▸ Goal
Check each line below for the word "keine", and copy those that have it.

▸ Records supplied
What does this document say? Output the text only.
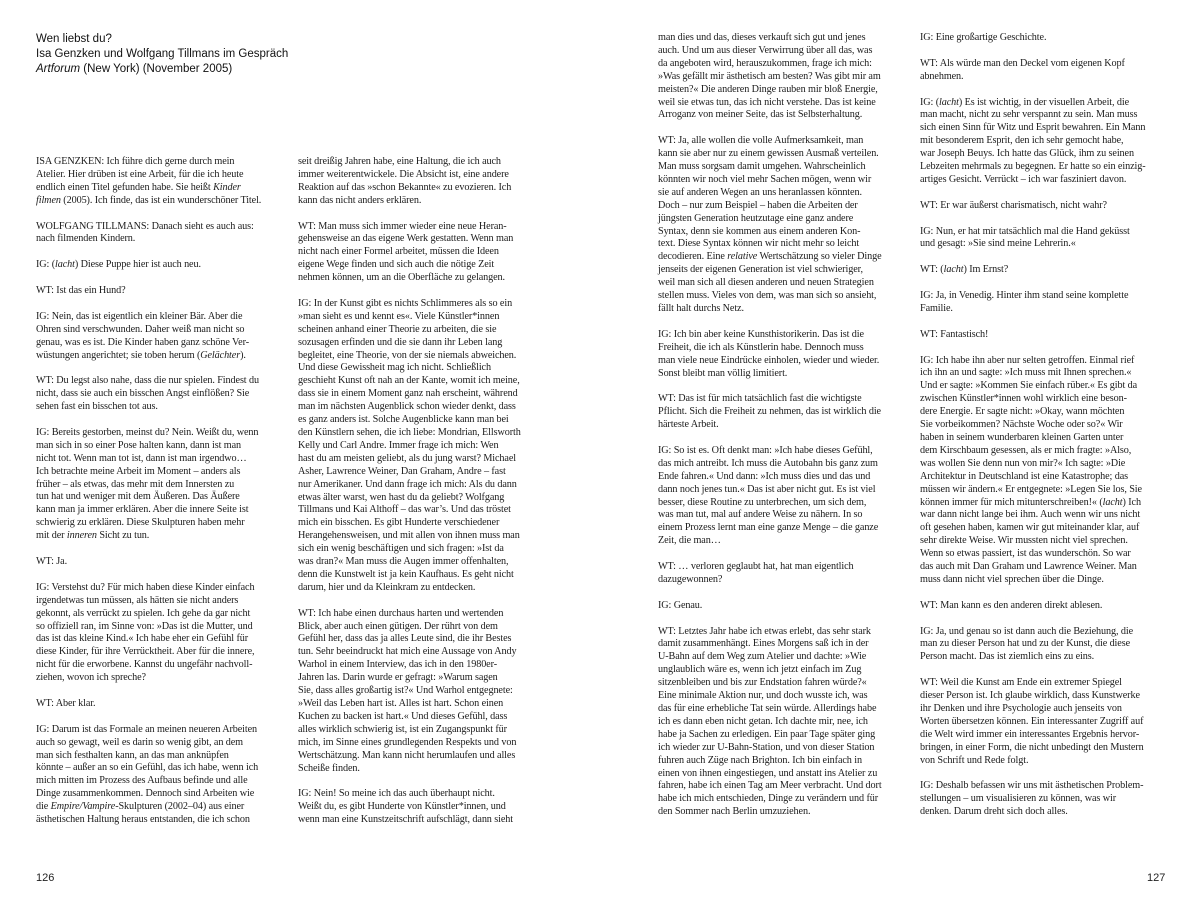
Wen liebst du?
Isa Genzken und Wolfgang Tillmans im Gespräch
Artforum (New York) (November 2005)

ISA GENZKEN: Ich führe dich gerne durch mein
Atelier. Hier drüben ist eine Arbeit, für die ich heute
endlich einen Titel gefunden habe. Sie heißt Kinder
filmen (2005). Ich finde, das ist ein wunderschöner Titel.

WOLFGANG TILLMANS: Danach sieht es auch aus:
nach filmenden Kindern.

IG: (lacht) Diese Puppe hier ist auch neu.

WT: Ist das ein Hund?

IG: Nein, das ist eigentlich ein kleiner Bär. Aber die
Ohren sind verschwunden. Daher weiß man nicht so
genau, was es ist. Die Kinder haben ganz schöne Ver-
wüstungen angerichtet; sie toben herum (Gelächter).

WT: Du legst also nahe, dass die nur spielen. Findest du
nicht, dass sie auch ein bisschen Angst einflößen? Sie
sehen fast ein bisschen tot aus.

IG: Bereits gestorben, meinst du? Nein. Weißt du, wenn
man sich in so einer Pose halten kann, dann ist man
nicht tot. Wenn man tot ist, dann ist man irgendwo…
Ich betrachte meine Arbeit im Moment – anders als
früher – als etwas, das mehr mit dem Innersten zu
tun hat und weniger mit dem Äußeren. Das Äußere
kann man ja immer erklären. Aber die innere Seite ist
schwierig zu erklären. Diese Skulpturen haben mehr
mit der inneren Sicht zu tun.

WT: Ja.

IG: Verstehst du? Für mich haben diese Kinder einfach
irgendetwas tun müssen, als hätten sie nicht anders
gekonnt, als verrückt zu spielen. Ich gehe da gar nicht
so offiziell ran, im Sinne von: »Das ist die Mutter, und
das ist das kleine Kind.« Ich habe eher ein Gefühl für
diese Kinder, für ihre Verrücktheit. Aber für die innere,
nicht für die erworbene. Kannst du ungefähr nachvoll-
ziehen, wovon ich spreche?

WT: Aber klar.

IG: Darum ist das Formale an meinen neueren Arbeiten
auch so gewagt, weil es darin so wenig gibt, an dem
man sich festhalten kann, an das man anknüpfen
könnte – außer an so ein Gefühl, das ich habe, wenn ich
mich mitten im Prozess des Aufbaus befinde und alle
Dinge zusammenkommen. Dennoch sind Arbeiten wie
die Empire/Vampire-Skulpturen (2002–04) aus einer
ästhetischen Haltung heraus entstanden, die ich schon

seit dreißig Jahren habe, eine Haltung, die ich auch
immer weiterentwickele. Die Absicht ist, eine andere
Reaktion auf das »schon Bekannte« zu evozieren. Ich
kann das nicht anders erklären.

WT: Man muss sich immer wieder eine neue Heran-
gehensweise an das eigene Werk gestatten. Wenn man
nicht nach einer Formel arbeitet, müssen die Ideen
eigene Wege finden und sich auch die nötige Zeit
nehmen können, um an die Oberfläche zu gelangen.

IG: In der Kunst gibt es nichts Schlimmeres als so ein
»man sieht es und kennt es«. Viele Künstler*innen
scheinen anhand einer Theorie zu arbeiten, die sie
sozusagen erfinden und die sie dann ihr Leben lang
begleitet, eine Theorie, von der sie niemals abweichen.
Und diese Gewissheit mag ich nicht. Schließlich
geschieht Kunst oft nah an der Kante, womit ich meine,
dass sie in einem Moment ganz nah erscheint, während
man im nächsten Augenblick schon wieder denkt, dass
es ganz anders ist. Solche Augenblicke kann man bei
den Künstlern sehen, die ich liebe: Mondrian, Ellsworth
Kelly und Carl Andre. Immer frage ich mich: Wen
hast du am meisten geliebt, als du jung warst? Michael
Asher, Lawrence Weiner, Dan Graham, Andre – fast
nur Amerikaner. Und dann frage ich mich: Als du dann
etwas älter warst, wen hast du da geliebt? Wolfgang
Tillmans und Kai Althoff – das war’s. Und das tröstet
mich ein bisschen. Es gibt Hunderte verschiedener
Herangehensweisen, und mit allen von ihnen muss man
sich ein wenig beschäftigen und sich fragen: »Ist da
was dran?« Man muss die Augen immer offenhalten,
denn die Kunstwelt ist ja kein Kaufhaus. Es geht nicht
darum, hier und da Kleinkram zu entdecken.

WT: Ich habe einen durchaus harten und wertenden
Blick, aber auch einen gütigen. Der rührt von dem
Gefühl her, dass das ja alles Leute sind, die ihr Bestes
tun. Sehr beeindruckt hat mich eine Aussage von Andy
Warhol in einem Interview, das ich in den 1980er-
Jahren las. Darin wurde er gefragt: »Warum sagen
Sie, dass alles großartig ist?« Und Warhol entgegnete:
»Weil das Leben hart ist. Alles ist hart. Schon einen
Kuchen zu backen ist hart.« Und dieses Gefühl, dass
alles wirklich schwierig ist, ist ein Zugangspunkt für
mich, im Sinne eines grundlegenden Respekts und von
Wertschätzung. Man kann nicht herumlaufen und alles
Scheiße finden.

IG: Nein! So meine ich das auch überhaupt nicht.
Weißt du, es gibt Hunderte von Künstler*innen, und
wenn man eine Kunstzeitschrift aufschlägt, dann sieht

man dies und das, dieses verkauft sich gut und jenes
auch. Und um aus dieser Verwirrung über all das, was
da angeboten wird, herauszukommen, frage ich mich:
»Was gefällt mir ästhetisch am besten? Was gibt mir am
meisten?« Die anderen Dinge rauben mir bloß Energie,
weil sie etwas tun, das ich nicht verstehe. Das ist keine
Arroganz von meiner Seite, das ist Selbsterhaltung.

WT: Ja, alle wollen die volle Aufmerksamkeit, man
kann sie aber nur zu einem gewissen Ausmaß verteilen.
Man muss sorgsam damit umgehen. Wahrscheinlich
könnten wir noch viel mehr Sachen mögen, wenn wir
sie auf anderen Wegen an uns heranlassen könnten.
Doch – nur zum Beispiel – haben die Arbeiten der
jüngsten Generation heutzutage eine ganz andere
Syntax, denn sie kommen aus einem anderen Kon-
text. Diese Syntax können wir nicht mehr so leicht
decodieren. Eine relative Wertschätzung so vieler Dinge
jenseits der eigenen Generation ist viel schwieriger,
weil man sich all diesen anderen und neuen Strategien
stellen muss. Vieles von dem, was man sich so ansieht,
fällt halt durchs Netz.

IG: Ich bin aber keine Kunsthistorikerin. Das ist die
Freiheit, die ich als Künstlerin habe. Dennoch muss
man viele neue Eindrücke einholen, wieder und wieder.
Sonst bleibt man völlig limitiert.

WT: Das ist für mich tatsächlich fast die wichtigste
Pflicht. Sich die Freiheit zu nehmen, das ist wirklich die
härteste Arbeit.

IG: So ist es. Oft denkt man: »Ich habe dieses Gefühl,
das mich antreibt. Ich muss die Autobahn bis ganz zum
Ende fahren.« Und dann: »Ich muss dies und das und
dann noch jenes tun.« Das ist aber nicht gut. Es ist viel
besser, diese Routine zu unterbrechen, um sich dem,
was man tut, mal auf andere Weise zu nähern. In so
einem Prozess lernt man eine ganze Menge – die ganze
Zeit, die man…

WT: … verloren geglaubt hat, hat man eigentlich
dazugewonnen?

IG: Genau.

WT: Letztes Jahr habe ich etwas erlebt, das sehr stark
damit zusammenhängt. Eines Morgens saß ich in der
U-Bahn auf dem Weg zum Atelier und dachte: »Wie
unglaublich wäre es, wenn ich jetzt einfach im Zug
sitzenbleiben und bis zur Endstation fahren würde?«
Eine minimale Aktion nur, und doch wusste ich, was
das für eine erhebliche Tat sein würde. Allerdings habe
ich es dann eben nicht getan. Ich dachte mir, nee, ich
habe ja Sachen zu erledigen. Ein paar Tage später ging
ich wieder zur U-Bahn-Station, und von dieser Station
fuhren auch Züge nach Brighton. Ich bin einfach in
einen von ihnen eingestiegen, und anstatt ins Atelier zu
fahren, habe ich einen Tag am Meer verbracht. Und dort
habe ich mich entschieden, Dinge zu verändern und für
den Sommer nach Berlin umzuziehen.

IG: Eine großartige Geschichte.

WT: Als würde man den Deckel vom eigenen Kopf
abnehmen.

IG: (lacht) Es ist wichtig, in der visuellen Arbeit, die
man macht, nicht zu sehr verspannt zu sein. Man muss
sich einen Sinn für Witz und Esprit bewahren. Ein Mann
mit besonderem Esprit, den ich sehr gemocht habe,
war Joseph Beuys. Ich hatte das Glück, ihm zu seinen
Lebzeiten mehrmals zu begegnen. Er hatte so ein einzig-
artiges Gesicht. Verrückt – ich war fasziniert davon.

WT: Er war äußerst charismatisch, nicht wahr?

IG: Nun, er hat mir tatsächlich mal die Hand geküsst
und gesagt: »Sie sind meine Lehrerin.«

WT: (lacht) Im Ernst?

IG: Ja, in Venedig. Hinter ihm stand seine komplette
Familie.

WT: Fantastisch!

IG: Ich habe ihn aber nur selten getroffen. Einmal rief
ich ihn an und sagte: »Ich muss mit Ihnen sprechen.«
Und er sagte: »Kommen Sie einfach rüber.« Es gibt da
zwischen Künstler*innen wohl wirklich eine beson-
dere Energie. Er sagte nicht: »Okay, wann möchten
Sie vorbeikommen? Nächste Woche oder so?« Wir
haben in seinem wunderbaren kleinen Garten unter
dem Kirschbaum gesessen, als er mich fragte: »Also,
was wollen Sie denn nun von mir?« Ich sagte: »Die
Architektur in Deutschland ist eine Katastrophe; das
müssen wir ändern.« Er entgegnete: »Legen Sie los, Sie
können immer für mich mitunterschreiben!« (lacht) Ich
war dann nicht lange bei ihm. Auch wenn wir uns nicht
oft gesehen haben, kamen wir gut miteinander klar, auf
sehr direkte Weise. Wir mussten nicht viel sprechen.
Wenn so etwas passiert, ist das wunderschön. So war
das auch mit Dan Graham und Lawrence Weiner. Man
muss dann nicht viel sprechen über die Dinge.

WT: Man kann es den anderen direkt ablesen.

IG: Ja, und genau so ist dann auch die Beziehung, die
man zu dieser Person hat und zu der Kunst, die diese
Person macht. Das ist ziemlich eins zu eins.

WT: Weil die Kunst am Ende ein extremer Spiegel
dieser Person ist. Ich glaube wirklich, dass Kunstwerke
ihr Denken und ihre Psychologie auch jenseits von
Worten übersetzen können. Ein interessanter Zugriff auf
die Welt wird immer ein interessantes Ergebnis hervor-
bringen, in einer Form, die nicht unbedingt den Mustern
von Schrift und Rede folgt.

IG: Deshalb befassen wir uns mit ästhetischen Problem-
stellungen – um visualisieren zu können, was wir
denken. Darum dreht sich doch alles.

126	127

==

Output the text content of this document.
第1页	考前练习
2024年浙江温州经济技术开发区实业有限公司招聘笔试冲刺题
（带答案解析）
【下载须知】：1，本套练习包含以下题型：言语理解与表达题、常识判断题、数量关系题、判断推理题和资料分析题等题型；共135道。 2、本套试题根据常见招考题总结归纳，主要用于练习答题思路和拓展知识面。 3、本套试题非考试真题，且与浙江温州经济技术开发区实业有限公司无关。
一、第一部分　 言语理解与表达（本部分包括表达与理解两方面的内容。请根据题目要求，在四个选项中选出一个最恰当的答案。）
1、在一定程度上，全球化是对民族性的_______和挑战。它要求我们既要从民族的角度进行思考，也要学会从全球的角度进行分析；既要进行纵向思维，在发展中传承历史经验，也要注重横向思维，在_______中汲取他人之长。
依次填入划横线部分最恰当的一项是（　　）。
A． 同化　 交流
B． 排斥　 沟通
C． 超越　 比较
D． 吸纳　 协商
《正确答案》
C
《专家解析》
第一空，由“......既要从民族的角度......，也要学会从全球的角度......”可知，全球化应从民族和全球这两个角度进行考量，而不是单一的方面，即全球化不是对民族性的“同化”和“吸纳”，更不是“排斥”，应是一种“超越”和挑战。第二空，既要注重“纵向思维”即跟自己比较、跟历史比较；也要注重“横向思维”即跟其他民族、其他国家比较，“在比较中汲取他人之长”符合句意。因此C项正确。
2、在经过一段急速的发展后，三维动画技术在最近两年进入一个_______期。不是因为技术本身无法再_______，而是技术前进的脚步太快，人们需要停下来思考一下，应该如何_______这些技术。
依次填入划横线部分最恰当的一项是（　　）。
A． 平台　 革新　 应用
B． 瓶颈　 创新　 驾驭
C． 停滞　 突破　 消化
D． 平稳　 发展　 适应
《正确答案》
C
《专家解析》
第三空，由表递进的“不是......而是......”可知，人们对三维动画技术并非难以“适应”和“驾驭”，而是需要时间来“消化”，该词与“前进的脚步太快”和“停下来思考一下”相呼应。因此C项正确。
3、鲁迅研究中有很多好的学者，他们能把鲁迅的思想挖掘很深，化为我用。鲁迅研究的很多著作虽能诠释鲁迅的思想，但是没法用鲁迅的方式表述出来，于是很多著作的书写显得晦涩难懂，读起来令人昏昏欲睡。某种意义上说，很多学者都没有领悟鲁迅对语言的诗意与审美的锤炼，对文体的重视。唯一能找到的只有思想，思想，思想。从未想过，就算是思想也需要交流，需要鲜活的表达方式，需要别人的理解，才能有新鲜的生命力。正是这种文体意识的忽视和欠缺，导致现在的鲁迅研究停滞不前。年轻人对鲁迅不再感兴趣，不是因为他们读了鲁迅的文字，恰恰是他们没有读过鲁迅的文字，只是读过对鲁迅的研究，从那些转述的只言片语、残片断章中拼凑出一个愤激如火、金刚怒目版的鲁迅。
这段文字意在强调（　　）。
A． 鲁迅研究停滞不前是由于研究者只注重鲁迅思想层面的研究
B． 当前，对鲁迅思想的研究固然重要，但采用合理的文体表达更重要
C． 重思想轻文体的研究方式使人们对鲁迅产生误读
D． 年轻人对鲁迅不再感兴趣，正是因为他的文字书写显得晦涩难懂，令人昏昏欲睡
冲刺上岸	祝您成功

▸ Written response
weil sie etwas tun, das ich nicht verstehe. Das ist keine
IG: Ich bin aber keine Kunsthistorikerin. Das ist die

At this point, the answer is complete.